[Figure dataset records]
------------------------------
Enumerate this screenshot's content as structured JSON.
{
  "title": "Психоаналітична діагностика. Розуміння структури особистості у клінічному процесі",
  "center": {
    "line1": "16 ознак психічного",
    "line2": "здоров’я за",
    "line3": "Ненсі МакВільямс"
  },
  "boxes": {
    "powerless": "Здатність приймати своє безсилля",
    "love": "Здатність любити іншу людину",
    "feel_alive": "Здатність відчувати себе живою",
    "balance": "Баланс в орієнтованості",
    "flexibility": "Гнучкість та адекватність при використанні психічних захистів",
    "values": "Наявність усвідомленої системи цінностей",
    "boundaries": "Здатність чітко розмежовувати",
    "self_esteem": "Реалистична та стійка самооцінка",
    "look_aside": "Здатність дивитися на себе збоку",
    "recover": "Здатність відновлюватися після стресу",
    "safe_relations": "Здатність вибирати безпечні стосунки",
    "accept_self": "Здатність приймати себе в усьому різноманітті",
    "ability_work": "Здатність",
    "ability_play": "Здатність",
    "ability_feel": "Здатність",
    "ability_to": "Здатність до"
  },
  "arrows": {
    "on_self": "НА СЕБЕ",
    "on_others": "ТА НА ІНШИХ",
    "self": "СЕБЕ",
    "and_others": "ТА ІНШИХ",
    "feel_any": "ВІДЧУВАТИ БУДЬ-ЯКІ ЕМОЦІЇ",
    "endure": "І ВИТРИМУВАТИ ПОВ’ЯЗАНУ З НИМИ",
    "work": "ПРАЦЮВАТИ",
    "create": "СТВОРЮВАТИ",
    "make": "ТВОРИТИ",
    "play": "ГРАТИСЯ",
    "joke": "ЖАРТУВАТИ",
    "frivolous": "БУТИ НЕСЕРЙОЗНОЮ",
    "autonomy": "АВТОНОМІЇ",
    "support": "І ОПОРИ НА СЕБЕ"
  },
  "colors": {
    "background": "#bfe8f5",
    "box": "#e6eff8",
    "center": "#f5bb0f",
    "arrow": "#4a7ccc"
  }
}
------------------------------
Copy the material above back out, exactly as written.

Enumerate this screenshot's content as structured JSON.
{
  "title": "Психоаналітична діагностика. Розуміння структури особистості у клінічному процесі",
  "center": {
    "line1": "16 ознак психічного",
    "line2": "здоров’я за",
    "line3": "Ненсі МакВільямс"
  },
  "boxes": {
    "powerless": "Здатність приймати своє безсилля",
    "love": "Здатність любити іншу людину",
    "feel_alive": "Здатність відчувати себе живою",
    "balance": "Баланс в орієнтованості",
    "flexibility": "Гнучкість та адекватність при використанні психічних захистів",
    "values": "Наявність усвідомленої системи цінностей",
    "boundaries": "Здатність чітко розмежовувати",
    "self_esteem": "Реалистична та стійка самооцінка",
    "look_aside": "Здатність дивитися на себе збоку",
    "recover": "Здатність відновлюватися після стресу",
    "safe_relations": "Здатність вибирати безпечні стосунки",
    "accept_self": "Здатність приймати себе в усьому різноманітті",
    "ability_work": "Здатність",
    "ability_play": "Здатність",
    "ability_feel": "Здатність",
    "ability_to": "Здатність до"
  },
  "arrows": {
    "on_self": "НА СЕБЕ",
    "on_others": "ТА НА ІНШИХ",
    "self": "СЕБЕ",
    "and_others": "ТА ІНШИХ",
    "feel_any": "ВІДЧУВАТИ БУДЬ-ЯКІ ЕМОЦІЇ",
    "endure": "І ВИТРИМУВАТИ ПОВ’ЯЗАНУ З НИМИ",
    "work": "ПРАЦЮВАТИ",
    "create": "СТВОРЮВАТИ",
    "make": "ТВОРИТИ",
    "play": "ГРАТИСЯ",
    "joke": "ЖАРТУВАТИ",
    "frivolous": "БУТИ НЕСЕРЙОЗНОЮ",
    "autonomy": "АВТОНОМІЇ",
    "support": "І ОПОРИ НА СЕБЕ"
  },
  "colors": {
    "background": "#bfe8f5",
    "box": "#e6eff8",
    "center": "#f5bb0f",
    "arrow": "#4a7ccc"
  }
}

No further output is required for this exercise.